# [Objetivo a]
Nos registros, reproduza o trecho que vai do início até a linha que contém "466, 350, 496]", com as duas pontas incluídas, substituindo "player-name" por "nome-jogador" e deixando todo o resto inalterado.

# [Texto de origem]
Sebastião Melo corre para entregar reconstrução de Porto Alegre para consultoria privada estrangeira

Prefeito de Porto Alegre, Sebastião Melo – Foto: Reprodução

“Essa empresa tem uma especialidade: livrar a pele de governantes e grandes empresários em momentos de crise”, denuncia deputado

A Prefeitura de Porto Alegre formalizou parceria com a empresa de consultoria estrangeira Alvarez & Marsal (A&M), que se diz especializada em processos de recuperação de metrópoles atingidas por tragédias climáticas.

Segundo o prefeito Sebastião Melo (MDB), 20 funcionários da companhia já chegaram a Porto Alegre nesta segunda-feira (13) e nos primeiros 60 dias de atuação, atuarão gratuitamente.

# [Objetivo b]
Copie do texto, sem nenhuma alteração, o trecho que começa nas palavras "Sebastião Melo corre" e termina em "por tragédias climáticas.".

# [Listagem de dados]
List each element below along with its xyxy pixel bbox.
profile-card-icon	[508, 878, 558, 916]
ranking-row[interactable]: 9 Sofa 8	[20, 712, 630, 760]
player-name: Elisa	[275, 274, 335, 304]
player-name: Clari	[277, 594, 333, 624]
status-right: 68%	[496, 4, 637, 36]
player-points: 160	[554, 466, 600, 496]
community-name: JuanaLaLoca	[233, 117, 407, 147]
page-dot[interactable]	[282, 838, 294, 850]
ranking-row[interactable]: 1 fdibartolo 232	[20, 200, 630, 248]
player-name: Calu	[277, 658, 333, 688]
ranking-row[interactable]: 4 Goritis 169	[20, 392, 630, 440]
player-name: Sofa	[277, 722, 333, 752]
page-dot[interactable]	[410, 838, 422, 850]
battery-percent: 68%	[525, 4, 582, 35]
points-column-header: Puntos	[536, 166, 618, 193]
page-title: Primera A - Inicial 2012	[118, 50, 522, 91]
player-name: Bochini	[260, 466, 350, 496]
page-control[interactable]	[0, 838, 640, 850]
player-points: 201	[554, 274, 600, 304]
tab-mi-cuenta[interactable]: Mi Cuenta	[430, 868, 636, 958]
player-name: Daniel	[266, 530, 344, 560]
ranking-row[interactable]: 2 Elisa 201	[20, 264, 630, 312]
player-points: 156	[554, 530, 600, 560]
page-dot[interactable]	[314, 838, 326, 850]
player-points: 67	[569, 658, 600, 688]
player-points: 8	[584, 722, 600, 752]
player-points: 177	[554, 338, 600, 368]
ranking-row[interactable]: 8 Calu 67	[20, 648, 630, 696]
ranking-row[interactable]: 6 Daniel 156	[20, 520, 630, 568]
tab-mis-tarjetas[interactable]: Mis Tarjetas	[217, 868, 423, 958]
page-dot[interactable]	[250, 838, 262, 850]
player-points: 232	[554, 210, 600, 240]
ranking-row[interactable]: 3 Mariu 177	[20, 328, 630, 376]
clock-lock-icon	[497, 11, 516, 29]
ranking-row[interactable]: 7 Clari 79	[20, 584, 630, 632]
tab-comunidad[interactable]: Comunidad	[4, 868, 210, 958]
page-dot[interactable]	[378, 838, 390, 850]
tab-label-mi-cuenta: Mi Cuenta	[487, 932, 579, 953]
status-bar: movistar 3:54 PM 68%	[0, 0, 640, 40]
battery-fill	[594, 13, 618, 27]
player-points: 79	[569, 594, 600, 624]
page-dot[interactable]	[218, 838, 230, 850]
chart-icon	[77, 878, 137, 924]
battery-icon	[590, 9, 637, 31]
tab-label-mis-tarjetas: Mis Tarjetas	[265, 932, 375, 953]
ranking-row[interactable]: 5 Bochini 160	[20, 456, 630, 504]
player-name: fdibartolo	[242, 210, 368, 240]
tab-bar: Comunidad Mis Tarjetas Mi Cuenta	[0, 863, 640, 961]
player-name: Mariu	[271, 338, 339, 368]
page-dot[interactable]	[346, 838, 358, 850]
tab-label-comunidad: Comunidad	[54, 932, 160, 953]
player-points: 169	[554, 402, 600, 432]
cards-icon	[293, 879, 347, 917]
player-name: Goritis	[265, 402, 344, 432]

# [Resposta do exercício a]
List each element below along with its xyxy pixel bbox.
profile-card-icon	[508, 878, 558, 916]
ranking-row[interactable]: 9 Sofa 8	[20, 712, 630, 760]
nome-jogador: Elisa	[275, 274, 335, 304]
nome-jogador: Clari	[277, 594, 333, 624]
status-right: 68%	[496, 4, 637, 36]
player-points: 160	[554, 466, 600, 496]
community-name: JuanaLaLoca	[233, 117, 407, 147]
page-dot[interactable]	[282, 838, 294, 850]
ranking-row[interactable]: 1 fdibartolo 232	[20, 200, 630, 248]
nome-jogador: Calu	[277, 658, 333, 688]
ranking-row[interactable]: 4 Goritis 169	[20, 392, 630, 440]
nome-jogador: Sofa	[277, 722, 333, 752]
page-dot[interactable]	[410, 838, 422, 850]
battery-percent: 68%	[525, 4, 582, 35]
points-column-header: Puntos	[536, 166, 618, 193]
page-title: Primera A - Inicial 2012	[118, 50, 522, 91]
nome-jogador: Bochini	[260, 466, 350, 496]

# [Resposta do exercício b]
Sebastião Melo corre para entregar reconstrução de Porto Alegre para consultoria privada estrangeira

Prefeito de Porto Alegre, Sebastião Melo – Foto: Reprodução

“Essa empresa tem uma especialidade: livrar a pele de governantes e grandes empresários em momentos de crise”, denuncia deputado

A Prefeitura de Porto Alegre formalizou parceria com a empresa de consultoria estrangeira Alvarez & Marsal (A&M), que se diz especializada em processos de recuperação de metrópoles atingidas por tragédias climáticas.